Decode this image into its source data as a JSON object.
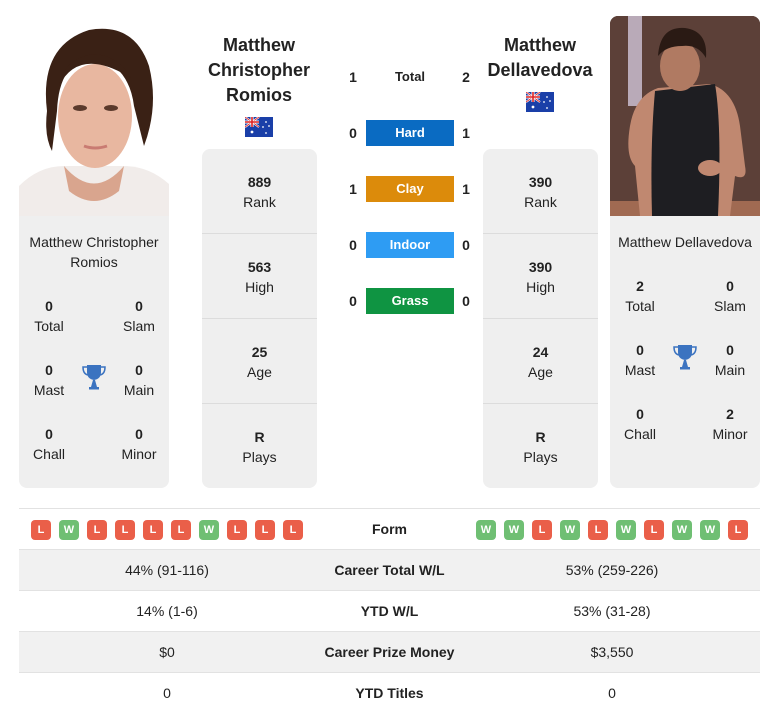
{
  "colors": {
    "hard": "#0a6bc2",
    "clay": "#dc8b0b",
    "indoor": "#2e9cf3",
    "grass": "#0f9442",
    "win": "#6fbf73",
    "loss": "#ea5f49",
    "trophy": "#3b73c0"
  },
  "player1": {
    "name_heading": [
      "Matthew",
      "Christopher",
      "Romios"
    ],
    "card_name": "Matthew Christopher Romios",
    "country_flag": "australia-flag",
    "stats": [
      {
        "value": "889",
        "label": "Rank"
      },
      {
        "value": "563",
        "label": "High"
      },
      {
        "value": "25",
        "label": "Age"
      },
      {
        "value": "R",
        "label": "Plays"
      }
    ],
    "titles": {
      "total": {
        "value": "0",
        "label": "Total"
      },
      "slam": {
        "value": "0",
        "label": "Slam"
      },
      "mast": {
        "value": "0",
        "label": "Mast"
      },
      "main": {
        "value": "0",
        "label": "Main"
      },
      "chall": {
        "value": "0",
        "label": "Chall"
      },
      "minor": {
        "value": "0",
        "label": "Minor"
      }
    },
    "form": [
      "L",
      "W",
      "L",
      "L",
      "L",
      "L",
      "W",
      "L",
      "L",
      "L"
    ]
  },
  "player2": {
    "name_heading": [
      "Matthew",
      "Dellavedova"
    ],
    "card_name": "Matthew Dellavedova",
    "country_flag": "australia-flag",
    "stats": [
      {
        "value": "390",
        "label": "Rank"
      },
      {
        "value": "390",
        "label": "High"
      },
      {
        "value": "24",
        "label": "Age"
      },
      {
        "value": "R",
        "label": "Plays"
      }
    ],
    "titles": {
      "total": {
        "value": "2",
        "label": "Total"
      },
      "slam": {
        "value": "0",
        "label": "Slam"
      },
      "mast": {
        "value": "0",
        "label": "Mast"
      },
      "main": {
        "value": "0",
        "label": "Main"
      },
      "chall": {
        "value": "0",
        "label": "Chall"
      },
      "minor": {
        "value": "2",
        "label": "Minor"
      }
    },
    "form": [
      "W",
      "W",
      "L",
      "W",
      "L",
      "W",
      "L",
      "W",
      "W",
      "L"
    ]
  },
  "h2h": [
    {
      "label": "Total",
      "left": "1",
      "right": "2",
      "surface": "total"
    },
    {
      "label": "Hard",
      "left": "0",
      "right": "1",
      "surface": "hard"
    },
    {
      "label": "Clay",
      "left": "1",
      "right": "1",
      "surface": "clay"
    },
    {
      "label": "Indoor",
      "left": "0",
      "right": "0",
      "surface": "indoor"
    },
    {
      "label": "Grass",
      "left": "0",
      "right": "0",
      "surface": "grass"
    }
  ],
  "comparison": {
    "form_label": "Form",
    "rows": [
      {
        "label": "Career Total W/L",
        "left": "44% (91-116)",
        "right": "53% (259-226)"
      },
      {
        "label": "YTD W/L",
        "left": "14% (1-6)",
        "right": "53% (31-28)"
      },
      {
        "label": "Career Prize Money",
        "left": "$0",
        "right": "$3,550"
      },
      {
        "label": "YTD Titles",
        "left": "0",
        "right": "0"
      }
    ]
  }
}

_Exercise instructions_. Output the data above without changes, apart from leaving out the pictures.

_Expected answer_.
Decode this image into its source data as a JSON object.
{
  "colors": {
    "hard": "#0a6bc2",
    "clay": "#dc8b0b",
    "indoor": "#2e9cf3",
    "grass": "#0f9442",
    "win": "#6fbf73",
    "loss": "#ea5f49",
    "trophy": "#3b73c0"
  },
  "player1": {
    "name_heading": [
      "Matthew",
      "Christopher",
      "Romios"
    ],
    "card_name": "Matthew Christopher Romios",
    "country_flag": "australia-flag",
    "stats": [
      {
        "value": "889",
        "label": "Rank"
      },
      {
        "value": "563",
        "label": "High"
      },
      {
        "value": "25",
        "label": "Age"
      },
      {
        "value": "R",
        "label": "Plays"
      }
    ],
    "titles": {
      "total": {
        "value": "0",
        "label": "Total"
      },
      "slam": {
        "value": "0",
        "label": "Slam"
      },
      "mast": {
        "value": "0",
        "label": "Mast"
      },
      "main": {
        "value": "0",
        "label": "Main"
      },
      "chall": {
        "value": "0",
        "label": "Chall"
      },
      "minor": {
        "value": "0",
        "label": "Minor"
      }
    },
    "form": [
      "L",
      "W",
      "L",
      "L",
      "L",
      "L",
      "W",
      "L",
      "L",
      "L"
    ]
  },
  "player2": {
    "name_heading": [
      "Matthew",
      "Dellavedova"
    ],
    "card_name": "Matthew Dellavedova",
    "country_flag": "australia-flag",
    "stats": [
      {
        "value": "390",
        "label": "Rank"
      },
      {
        "value": "390",
        "label": "High"
      },
      {
        "value": "24",
        "label": "Age"
      },
      {
        "value": "R",
        "label": "Plays"
      }
    ],
    "titles": {
      "total": {
        "value": "2",
        "label": "Total"
      },
      "slam": {
        "value": "0",
        "label": "Slam"
      },
      "mast": {
        "value": "0",
        "label": "Mast"
      },
      "main": {
        "value": "0",
        "label": "Main"
      },
      "chall": {
        "value": "0",
        "label": "Chall"
      },
      "minor": {
        "value": "2",
        "label": "Minor"
      }
    },
    "form": [
      "W",
      "W",
      "L",
      "W",
      "L",
      "W",
      "L",
      "W",
      "W",
      "L"
    ]
  },
  "h2h": [
    {
      "label": "Total",
      "left": "1",
      "right": "2",
      "surface": "total"
    },
    {
      "label": "Hard",
      "left": "0",
      "right": "1",
      "surface": "hard"
    },
    {
      "label": "Clay",
      "left": "1",
      "right": "1",
      "surface": "clay"
    },
    {
      "label": "Indoor",
      "left": "0",
      "right": "0",
      "surface": "indoor"
    },
    {
      "label": "Grass",
      "left": "0",
      "right": "0",
      "surface": "grass"
    }
  ],
  "comparison": {
    "form_label": "Form",
    "rows": [
      {
        "label": "Career Total W/L",
        "left": "44% (91-116)",
        "right": "53% (259-226)"
      },
      {
        "label": "YTD W/L",
        "left": "14% (1-6)",
        "right": "53% (31-28)"
      },
      {
        "label": "Career Prize Money",
        "left": "$0",
        "right": "$3,550"
      },
      {
        "label": "YTD Titles",
        "left": "0",
        "right": "0"
      }
    ]
  }
}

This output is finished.